## Problem statement
Skip the pictures. Reproduce all other material exactly.
-- start --
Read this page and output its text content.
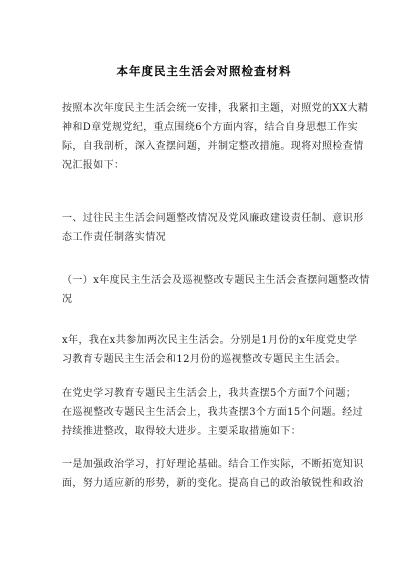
本年度民主生活会对照检查材料
按照本次年度民主生活会统一安排，我紧扣主题，对照党的XX大精
神和D章党规党纪，重点围绕6个方面内容，结合自身思想工作实
际，自我剖析，深入查摆问题，并制定整改措施。现将对照检查情
况汇报如下：
一、过往民主生活会问题整改情况及党风廉政建设责任制、意识形
态工作责任制落实情况
（一）x年度民主生活会及巡视整改专题民主生活会查摆问题整改情
况
x年，我在x共参加两次民主生活会。分别是1月份的x年度党史学
习教育专题民主生活会和12月份的巡视整改专题民主生活会。
在党史学习教育专题民主生活会上，我共查摆5个方面7个问题；
在巡视整改专题民主生活会上，我共查摆3个方面15个问题。经过
持续推进整改，取得较大进步。主要采取措施如下：
一是加强政治学习，打好理论基础。结合工作实际，不断拓宽知识
面，努力适应新的形势，新的变化。提高自己的政治敏锐性和政治
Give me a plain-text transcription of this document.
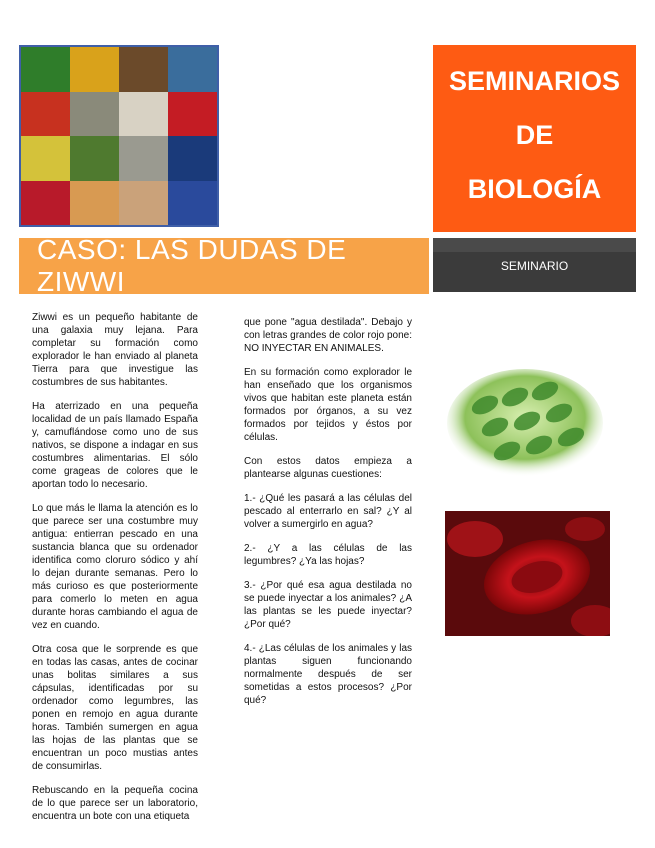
SEMINARIOS
DE
BIOLOGÍA
CASO: LAS DUDAS DE ZIWWI	SEMINARIO

Ziwwi es un pequeño habitante de una galaxia muy lejana. Para completar su formación como explorador le han enviado al planeta Tierra para que investigue las costumbres de sus habitantes.

Ha aterrizado en una pequeña localidad de un país llamado España y, camuflándose como uno de sus nativos, se dispone a indagar en sus costumbres alimentarias. El sólo come grageas de colores que le aportan todo lo necesario.

Lo que más le llama la atención es lo que parece ser una costumbre muy antigua: entierran pescado en una sustancia blanca que su ordenador identifica como cloruro sódico y ahí lo dejan durante semanas. Pero lo más curioso es que posteriormente para comerlo lo meten en agua durante horas cambiando el agua de vez en cuando.

Otra cosa que le sorprende es que en todas las casas, antes de cocinar unas bolitas similares a sus cápsulas, identificadas por su ordenador como legumbres, las ponen en remojo en agua durante horas. También sumergen en agua las hojas de las plantas que se encuentran un poco mustias antes de consumirlas.

Rebuscando en la pequeña cocina de lo que parece ser un laboratorio, encuentra un bote con una etiqueta

que pone "agua destilada". Debajo y con letras grandes de color rojo pone: NO INYECTAR EN ANIMALES.

En su formación como explorador le han enseñado que los organismos vivos que habitan este planeta están formados por órganos, a su vez formados por tejidos y éstos por células.

Con estos datos empieza a plantearse algunas cuestiones:

1.- ¿Qué les pasará a las células del pescado al enterrarlo en sal? ¿Y al volver a sumergirlo en agua?

2.- ¿Y a las células de las legumbres? ¿Ya las hojas?

3.- ¿Por qué esa agua destilada no se puede inyectar a los animales? ¿A las plantas se les puede inyectar? ¿Por qué?

4.- ¿Las células de los animales y las plantas siguen funcionando normalmente después de ser sometidas a estos procesos? ¿Por qué?
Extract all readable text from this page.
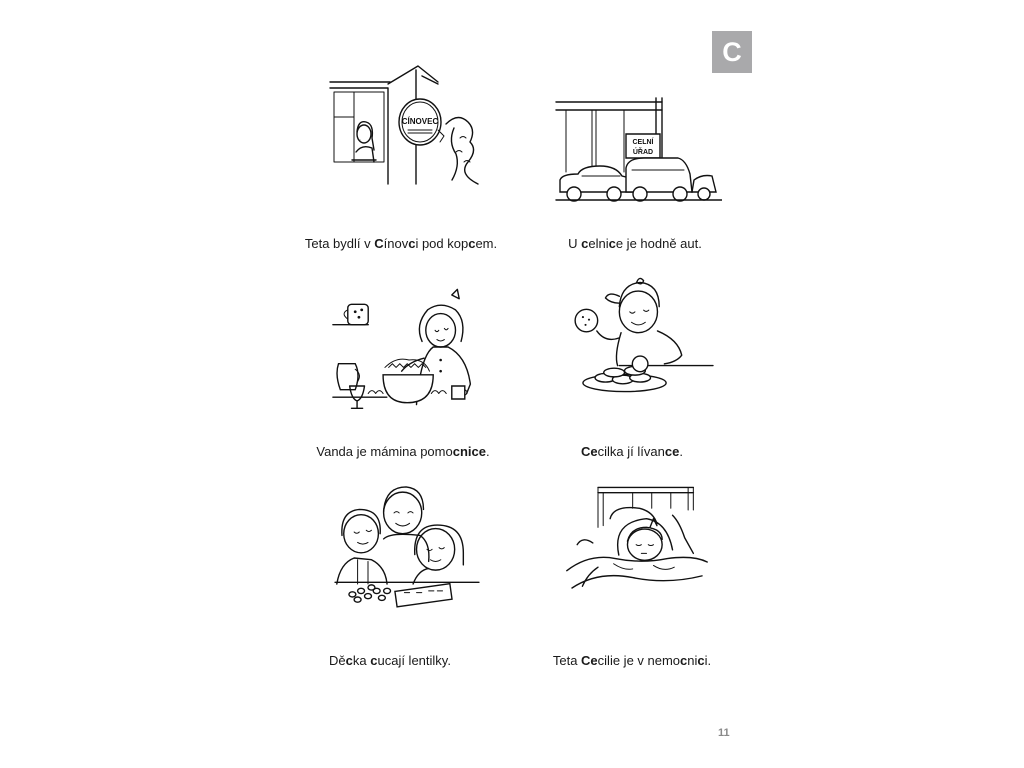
C
CÍNOVEC
CELNÍ
ÚŘAD
Teta bydlí v Cínovci pod kopcem.	U celnice je hodně aut.
Vanda je mámina pomocnice.	Cecilka jí lívance.
Děcka cucají lentilky.	Teta Cecilie je v nemocnici.
11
-- end --
## Output of the task
Read this page and output its text content.
本年度民主生活会对照检查材料
按照本次年度民主生活会统一安排，我紧扣主题，对照党的XX大精
神和D章党规党纪，重点围绕6个方面内容，结合自身思想工作实
际，自我剖析，深入查摆问题，并制定整改措施。现将对照检查情
况汇报如下：
一、过往民主生活会问题整改情况及党风廉政建设责任制、意识形
态工作责任制落实情况
（一）x年度民主生活会及巡视整改专题民主生活会查摆问题整改情
况
x年，我在x共参加两次民主生活会。分别是1月份的x年度党史学
习教育专题民主生活会和12月份的巡视整改专题民主生活会。
在党史学习教育专题民主生活会上，我共查摆5个方面7个问题；
在巡视整改专题民主生活会上，我共查摆3个方面15个问题。经过
持续推进整改，取得较大进步。主要采取措施如下：
一是加强政治学习，打好理论基础。结合工作实际，不断拓宽知识
面，努力适应新的形势，新的变化。提高自己的政治敏锐性和政治
Give me a plain-text transcription of this document.
SEMINARIOS
DE
BIOLOGÍA
CASO: LAS DUDAS DE ZIWWI	SEMINARIO

Ziwwi es un pequeño habitante de una galaxia muy lejana. Para completar su formación como explorador le han enviado al planeta Tierra para que investigue las costumbres de sus habitantes.

Ha aterrizado en una pequeña localidad de un país llamado España y, camuflándose como uno de sus nativos, se dispone a indagar en sus costumbres alimentarias. El sólo come grageas de colores que le aportan todo lo necesario.

Lo que más le llama la atención es lo que parece ser una costumbre muy antigua: entierran pescado en una sustancia blanca que su ordenador identifica como cloruro sódico y ahí lo dejan durante semanas. Pero lo más curioso es que posteriormente para comerlo lo meten en agua durante horas cambiando el agua de vez en cuando.

Otra cosa que le sorprende es que en todas las casas, antes de cocinar unas bolitas similares a sus cápsulas, identificadas por su ordenador como legumbres, las ponen en remojo en agua durante horas. También sumergen en agua las hojas de las plantas que se encuentran un poco mustias antes de consumirlas.

Rebuscando en la pequeña cocina de lo que parece ser un laboratorio, encuentra un bote con una etiqueta

que pone "agua destilada". Debajo y con letras grandes de color rojo pone: NO INYECTAR EN ANIMALES.

En su formación como explorador le han enseñado que los organismos vivos que habitan este planeta están formados por órganos, a su vez formados por tejidos y éstos por células.

Con estos datos empieza a plantearse algunas cuestiones:

1.- ¿Qué les pasará a las células del pescado al enterrarlo en sal? ¿Y al volver a sumergirlo en agua?

2.- ¿Y a las células de las legumbres? ¿Ya las hojas?

3.- ¿Por qué esa agua destilada no se puede inyectar a los animales? ¿A las plantas se les puede inyectar? ¿Por qué?

4.- ¿Las células de los animales y las plantas siguen funcionando normalmente después de ser sometidas a estos procesos? ¿Por qué?
Extract all readable text from this page.
C
CÍNOVEC
CELNÍ
ÚŘAD
Teta bydlí v Cínovci pod kopcem.	U celnice je hodně aut.
Vanda je mámina pomocnice.	Cecilka jí lívance.
Děcka cucají lentilky.	Teta Cecilie je v nemocnici.
11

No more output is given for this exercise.